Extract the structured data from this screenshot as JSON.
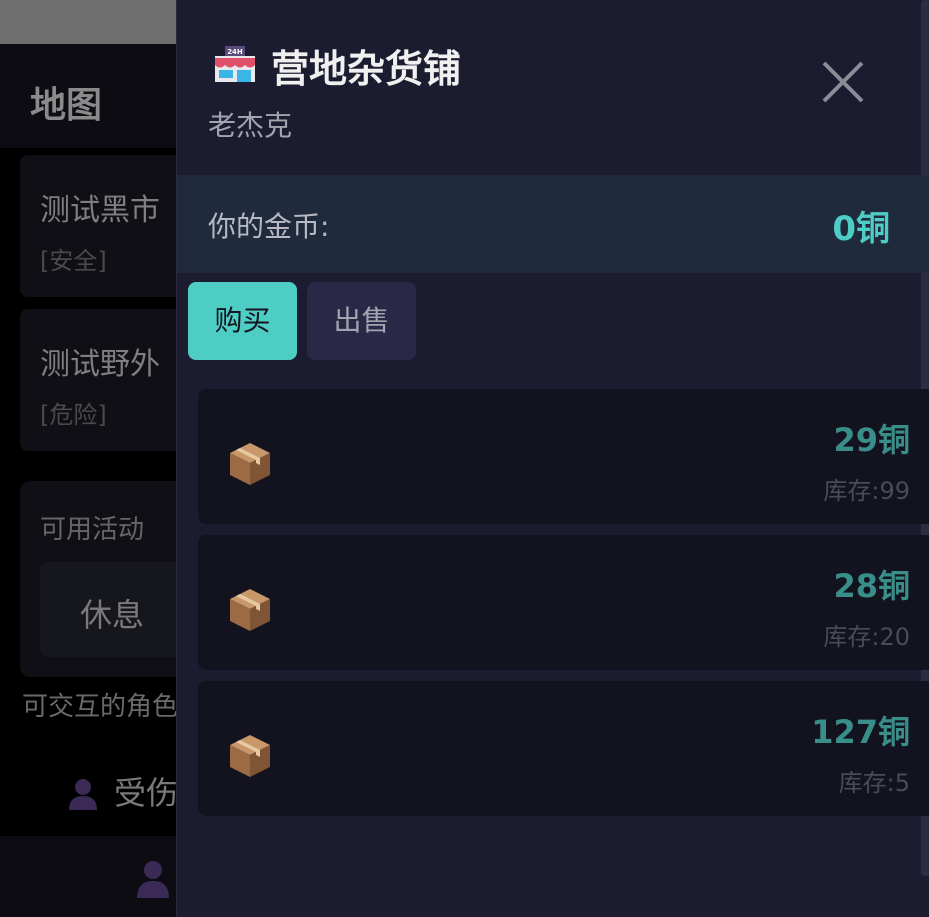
{
  "background": {
    "header_title": "地图",
    "locations": [
      {
        "name": "测试黑市",
        "tag": "[安全]"
      },
      {
        "name": "测试野外",
        "tag": "[危险]"
      }
    ],
    "activities_title": "可用活动",
    "activity_button": "休息",
    "npc_section_title": "可交互的角色",
    "npc_name": "受伤"
  },
  "shop": {
    "title": "营地杂货铺",
    "owner": "老杰克",
    "gold_label": "你的金币:",
    "gold_value": "0铜",
    "tabs": {
      "buy": "购买",
      "sell": "出售"
    },
    "items": [
      {
        "icon": "package-icon",
        "price": "29铜",
        "stock": "库存:99"
      },
      {
        "icon": "package-icon",
        "price": "28铜",
        "stock": "库存:20"
      },
      {
        "icon": "package-icon",
        "price": "127铜",
        "stock": "库存:5"
      }
    ]
  },
  "colors": {
    "accent": "#4ecdc4",
    "panel_bg": "#1c1c30",
    "gold_bar_bg": "#1f2a3d",
    "price": "#3a8e8a"
  }
}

________________________________________

= Directions =
Copy out all of the data word for word. Do not carry over any picture.

= Result of this exercise =
Extract the structured data from this screenshot as JSON.
{
  "background": {
    "header_title": "地图",
    "locations": [
      {
        "name": "测试黑市",
        "tag": "[安全]"
      },
      {
        "name": "测试野外",
        "tag": "[危险]"
      }
    ],
    "activities_title": "可用活动",
    "activity_button": "休息",
    "npc_section_title": "可交互的角色",
    "npc_name": "受伤"
  },
  "shop": {
    "title": "营地杂货铺",
    "owner": "老杰克",
    "gold_label": "你的金币:",
    "gold_value": "0铜",
    "tabs": {
      "buy": "购买",
      "sell": "出售"
    },
    "items": [
      {
        "icon": "package-icon",
        "price": "29铜",
        "stock": "库存:99"
      },
      {
        "icon": "package-icon",
        "price": "28铜",
        "stock": "库存:20"
      },
      {
        "icon": "package-icon",
        "price": "127铜",
        "stock": "库存:5"
      }
    ]
  },
  "colors": {
    "accent": "#4ecdc4",
    "panel_bg": "#1c1c30",
    "gold_bar_bg": "#1f2a3d",
    "price": "#3a8e8a"
  }
}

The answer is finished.